Task instructions: Search the material below for the string "Basil" and extract each line that has it.

##### Records for the exercise #####

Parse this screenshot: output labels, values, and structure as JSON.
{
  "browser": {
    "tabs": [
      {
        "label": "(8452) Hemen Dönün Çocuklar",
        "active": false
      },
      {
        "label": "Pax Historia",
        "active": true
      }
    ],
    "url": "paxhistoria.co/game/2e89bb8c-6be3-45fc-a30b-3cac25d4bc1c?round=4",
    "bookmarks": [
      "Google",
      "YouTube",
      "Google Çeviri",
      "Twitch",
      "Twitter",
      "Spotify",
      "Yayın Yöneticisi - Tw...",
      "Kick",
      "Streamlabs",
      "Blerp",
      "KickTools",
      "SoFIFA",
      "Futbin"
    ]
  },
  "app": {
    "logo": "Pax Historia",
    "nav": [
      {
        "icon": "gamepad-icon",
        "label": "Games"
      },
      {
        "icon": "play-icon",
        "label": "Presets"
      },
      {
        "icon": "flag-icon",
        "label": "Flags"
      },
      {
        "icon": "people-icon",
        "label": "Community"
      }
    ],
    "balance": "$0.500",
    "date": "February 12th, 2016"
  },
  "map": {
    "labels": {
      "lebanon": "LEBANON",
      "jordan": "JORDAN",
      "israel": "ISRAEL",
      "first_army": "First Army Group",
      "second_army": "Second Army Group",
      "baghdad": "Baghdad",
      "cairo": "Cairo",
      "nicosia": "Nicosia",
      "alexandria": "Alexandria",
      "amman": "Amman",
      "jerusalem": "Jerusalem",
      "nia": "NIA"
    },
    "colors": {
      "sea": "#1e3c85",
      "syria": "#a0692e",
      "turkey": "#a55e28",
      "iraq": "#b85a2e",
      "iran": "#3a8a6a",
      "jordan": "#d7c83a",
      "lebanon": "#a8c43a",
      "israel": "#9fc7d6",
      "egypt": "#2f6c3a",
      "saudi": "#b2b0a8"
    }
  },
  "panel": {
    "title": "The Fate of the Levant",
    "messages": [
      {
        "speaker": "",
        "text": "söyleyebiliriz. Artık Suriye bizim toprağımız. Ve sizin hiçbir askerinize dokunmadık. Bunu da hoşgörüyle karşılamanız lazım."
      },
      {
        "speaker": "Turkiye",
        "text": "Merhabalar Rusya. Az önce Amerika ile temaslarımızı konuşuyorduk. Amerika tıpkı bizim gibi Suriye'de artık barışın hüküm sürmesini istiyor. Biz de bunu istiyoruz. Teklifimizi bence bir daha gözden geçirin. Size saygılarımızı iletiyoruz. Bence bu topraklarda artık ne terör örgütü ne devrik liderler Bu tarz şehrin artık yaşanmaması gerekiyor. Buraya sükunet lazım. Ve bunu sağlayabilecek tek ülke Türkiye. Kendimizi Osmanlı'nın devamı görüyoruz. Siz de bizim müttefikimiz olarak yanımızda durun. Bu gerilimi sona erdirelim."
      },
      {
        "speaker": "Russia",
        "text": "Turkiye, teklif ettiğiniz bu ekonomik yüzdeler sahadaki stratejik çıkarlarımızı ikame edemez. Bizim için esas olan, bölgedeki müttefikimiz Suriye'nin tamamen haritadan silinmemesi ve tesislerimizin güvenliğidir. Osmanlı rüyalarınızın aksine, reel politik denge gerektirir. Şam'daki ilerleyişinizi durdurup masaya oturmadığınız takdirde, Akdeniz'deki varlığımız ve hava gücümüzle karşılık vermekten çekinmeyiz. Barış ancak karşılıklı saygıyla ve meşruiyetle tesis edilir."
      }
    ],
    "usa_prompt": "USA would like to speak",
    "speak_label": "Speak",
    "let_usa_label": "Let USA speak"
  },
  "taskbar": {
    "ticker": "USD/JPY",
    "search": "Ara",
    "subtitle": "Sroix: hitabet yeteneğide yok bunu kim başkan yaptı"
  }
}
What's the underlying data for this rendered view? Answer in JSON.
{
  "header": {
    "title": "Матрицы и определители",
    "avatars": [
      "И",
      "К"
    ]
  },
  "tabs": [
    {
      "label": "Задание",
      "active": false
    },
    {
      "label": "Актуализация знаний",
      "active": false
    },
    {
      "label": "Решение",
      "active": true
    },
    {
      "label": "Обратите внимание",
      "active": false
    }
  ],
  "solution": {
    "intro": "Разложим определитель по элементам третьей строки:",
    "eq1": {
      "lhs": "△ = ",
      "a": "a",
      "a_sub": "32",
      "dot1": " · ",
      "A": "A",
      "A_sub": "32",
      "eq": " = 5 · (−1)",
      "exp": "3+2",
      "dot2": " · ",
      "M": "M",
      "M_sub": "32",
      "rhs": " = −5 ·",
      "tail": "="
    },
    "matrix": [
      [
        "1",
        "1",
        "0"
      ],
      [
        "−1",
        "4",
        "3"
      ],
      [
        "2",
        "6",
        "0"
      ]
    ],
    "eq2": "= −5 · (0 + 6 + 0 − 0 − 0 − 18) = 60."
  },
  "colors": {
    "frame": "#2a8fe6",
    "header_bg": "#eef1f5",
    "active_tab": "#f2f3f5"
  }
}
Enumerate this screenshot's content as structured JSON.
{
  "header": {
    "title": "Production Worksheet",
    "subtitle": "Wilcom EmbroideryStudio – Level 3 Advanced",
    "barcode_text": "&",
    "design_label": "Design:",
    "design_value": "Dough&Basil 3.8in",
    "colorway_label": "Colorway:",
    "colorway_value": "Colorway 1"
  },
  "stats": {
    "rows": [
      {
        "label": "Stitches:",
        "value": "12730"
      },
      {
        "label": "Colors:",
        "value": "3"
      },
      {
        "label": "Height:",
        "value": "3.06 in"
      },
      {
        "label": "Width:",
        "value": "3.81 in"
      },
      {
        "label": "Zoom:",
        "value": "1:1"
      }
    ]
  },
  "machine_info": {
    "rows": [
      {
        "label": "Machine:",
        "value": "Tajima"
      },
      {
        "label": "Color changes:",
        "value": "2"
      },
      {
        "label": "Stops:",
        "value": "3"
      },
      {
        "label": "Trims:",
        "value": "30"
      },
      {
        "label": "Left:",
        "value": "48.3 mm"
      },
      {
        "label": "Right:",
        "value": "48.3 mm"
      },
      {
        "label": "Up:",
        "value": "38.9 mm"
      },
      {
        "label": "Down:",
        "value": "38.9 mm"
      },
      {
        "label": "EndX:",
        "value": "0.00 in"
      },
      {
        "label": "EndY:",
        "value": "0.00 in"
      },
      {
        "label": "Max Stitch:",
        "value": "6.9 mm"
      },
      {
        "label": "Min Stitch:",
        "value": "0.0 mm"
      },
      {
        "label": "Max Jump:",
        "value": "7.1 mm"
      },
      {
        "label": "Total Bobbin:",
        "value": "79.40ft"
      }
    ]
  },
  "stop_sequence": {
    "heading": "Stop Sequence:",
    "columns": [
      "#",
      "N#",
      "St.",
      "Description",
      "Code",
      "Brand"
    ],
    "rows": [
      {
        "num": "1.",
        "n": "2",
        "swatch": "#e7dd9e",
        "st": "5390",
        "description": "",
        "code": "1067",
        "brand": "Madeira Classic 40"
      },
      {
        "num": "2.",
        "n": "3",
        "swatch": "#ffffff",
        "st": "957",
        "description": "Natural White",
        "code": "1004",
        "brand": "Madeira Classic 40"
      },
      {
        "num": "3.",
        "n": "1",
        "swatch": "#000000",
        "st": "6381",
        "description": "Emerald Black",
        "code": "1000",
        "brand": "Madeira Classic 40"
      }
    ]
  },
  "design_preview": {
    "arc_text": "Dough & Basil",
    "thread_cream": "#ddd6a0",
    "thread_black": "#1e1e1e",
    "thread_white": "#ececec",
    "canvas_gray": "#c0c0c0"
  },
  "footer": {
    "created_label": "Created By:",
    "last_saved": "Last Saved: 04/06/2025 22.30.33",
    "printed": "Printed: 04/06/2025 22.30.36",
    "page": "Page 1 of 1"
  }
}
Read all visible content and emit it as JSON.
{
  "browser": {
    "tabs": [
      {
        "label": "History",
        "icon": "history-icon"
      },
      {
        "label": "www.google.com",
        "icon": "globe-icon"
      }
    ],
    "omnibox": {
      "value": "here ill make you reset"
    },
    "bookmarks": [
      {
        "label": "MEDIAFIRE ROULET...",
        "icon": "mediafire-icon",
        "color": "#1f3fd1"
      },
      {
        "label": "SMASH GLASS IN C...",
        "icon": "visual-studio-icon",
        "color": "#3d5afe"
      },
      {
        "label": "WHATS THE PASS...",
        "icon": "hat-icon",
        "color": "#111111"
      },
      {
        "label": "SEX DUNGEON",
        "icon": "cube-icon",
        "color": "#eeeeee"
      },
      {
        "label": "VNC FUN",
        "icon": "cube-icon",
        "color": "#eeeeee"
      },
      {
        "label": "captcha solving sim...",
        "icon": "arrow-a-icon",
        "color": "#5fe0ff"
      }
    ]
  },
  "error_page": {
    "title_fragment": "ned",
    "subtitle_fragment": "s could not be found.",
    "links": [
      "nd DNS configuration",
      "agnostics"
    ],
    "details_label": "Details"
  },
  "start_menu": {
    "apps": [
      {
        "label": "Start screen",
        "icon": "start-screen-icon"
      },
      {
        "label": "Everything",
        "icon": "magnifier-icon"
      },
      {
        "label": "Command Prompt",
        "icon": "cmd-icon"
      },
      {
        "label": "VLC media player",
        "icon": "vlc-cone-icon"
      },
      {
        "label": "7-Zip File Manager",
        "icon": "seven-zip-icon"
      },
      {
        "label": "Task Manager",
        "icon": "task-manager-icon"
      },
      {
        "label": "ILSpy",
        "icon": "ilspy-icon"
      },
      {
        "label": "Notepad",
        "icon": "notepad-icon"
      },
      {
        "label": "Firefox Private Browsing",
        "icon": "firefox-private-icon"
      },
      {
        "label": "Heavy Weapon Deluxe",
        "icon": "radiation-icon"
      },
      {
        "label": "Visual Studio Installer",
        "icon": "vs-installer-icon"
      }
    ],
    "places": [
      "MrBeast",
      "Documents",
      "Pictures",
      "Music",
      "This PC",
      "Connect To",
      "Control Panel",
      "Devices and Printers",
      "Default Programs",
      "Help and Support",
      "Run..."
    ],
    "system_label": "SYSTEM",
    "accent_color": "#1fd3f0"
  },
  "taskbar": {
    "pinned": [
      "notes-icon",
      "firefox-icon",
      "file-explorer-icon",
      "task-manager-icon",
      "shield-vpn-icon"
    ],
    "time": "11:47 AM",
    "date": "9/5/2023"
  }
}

#####

Expected output:
    "design_value": "Dough&Basil 3.8in",
    "arc_text": "Dough & Basil",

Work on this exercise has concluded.